*Given request:*
Return the material word for word. Do not include pictures.
------------------------------------------------------------------------
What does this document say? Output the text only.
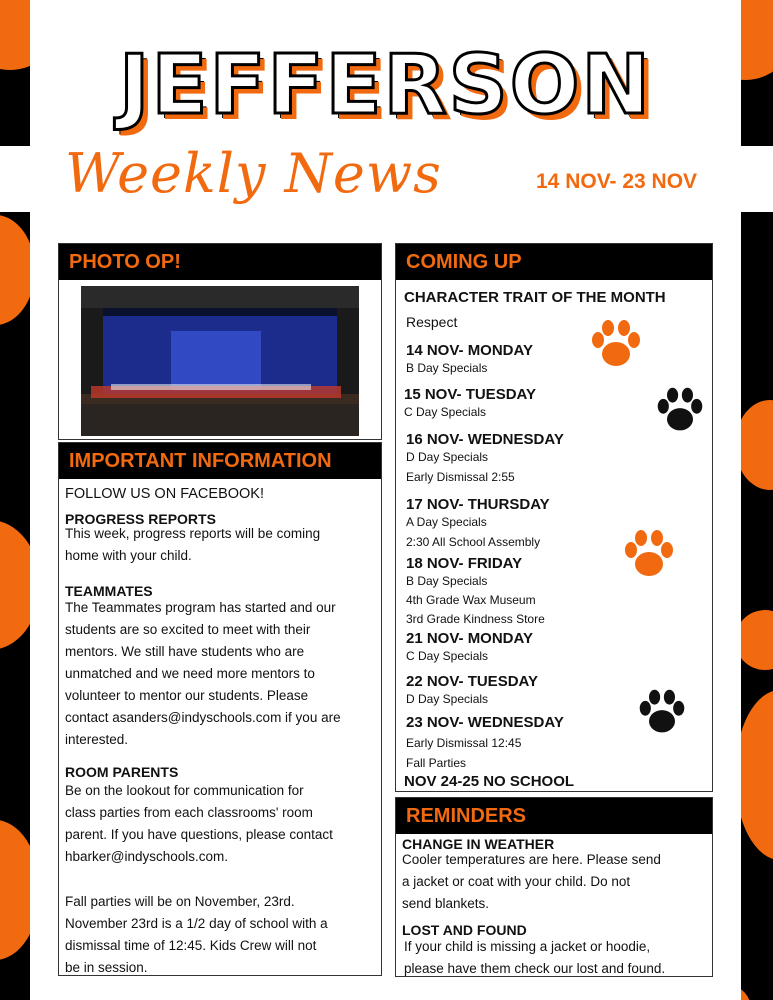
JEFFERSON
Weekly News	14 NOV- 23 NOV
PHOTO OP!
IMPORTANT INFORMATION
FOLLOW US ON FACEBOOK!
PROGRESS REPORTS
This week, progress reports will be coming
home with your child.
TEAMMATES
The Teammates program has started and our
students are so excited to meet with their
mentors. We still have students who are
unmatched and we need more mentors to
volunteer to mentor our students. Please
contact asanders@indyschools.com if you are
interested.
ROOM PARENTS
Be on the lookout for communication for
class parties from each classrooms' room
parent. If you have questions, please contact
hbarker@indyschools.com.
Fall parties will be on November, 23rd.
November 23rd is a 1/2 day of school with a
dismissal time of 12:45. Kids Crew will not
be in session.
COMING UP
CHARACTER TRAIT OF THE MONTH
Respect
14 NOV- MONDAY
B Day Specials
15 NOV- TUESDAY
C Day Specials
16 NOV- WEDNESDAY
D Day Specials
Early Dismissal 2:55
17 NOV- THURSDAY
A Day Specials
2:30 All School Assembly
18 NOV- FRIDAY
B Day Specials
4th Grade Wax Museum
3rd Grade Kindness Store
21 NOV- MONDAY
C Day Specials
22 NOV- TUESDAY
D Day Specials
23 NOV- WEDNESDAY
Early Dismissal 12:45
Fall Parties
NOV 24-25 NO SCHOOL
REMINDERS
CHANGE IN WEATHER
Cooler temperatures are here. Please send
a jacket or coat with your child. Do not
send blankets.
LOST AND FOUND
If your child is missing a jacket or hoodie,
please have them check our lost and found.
------------------------------------------------------------------------
*Answer to this task:*
What does this document say? Output the text only.
JEFFERSON
Weekly News	14 NOV- 23 NOV
PHOTO OP!
IMPORTANT INFORMATION
FOLLOW US ON FACEBOOK!
PROGRESS REPORTS
This week, progress reports will be coming
home with your child.
TEAMMATES
The Teammates program has started and our
students are so excited to meet with their
mentors. We still have students who are
unmatched and we need more mentors to
volunteer to mentor our students. Please
contact asanders@indyschools.com if you are
interested.
ROOM PARENTS
Be on the lookout for communication for
class parties from each classrooms' room
parent. If you have questions, please contact
hbarker@indyschools.com.
Fall parties will be on November, 23rd.
November 23rd is a 1/2 day of school with a
dismissal time of 12:45. Kids Crew will not
be in session.
COMING UP
CHARACTER TRAIT OF THE MONTH
Respect
14 NOV- MONDAY
B Day Specials
15 NOV- TUESDAY
C Day Specials
16 NOV- WEDNESDAY
D Day Specials
Early Dismissal 2:55
17 NOV- THURSDAY
A Day Specials
2:30 All School Assembly
18 NOV- FRIDAY
B Day Specials
4th Grade Wax Museum
3rd Grade Kindness Store
21 NOV- MONDAY
C Day Specials
22 NOV- TUESDAY
D Day Specials
23 NOV- WEDNESDAY
Early Dismissal 12:45
Fall Parties
NOV 24-25 NO SCHOOL
REMINDERS
CHANGE IN WEATHER
Cooler temperatures are here. Please send
a jacket or coat with your child. Do not
send blankets.
LOST AND FOUND
If your child is missing a jacket or hoodie,
please have them check our lost and found.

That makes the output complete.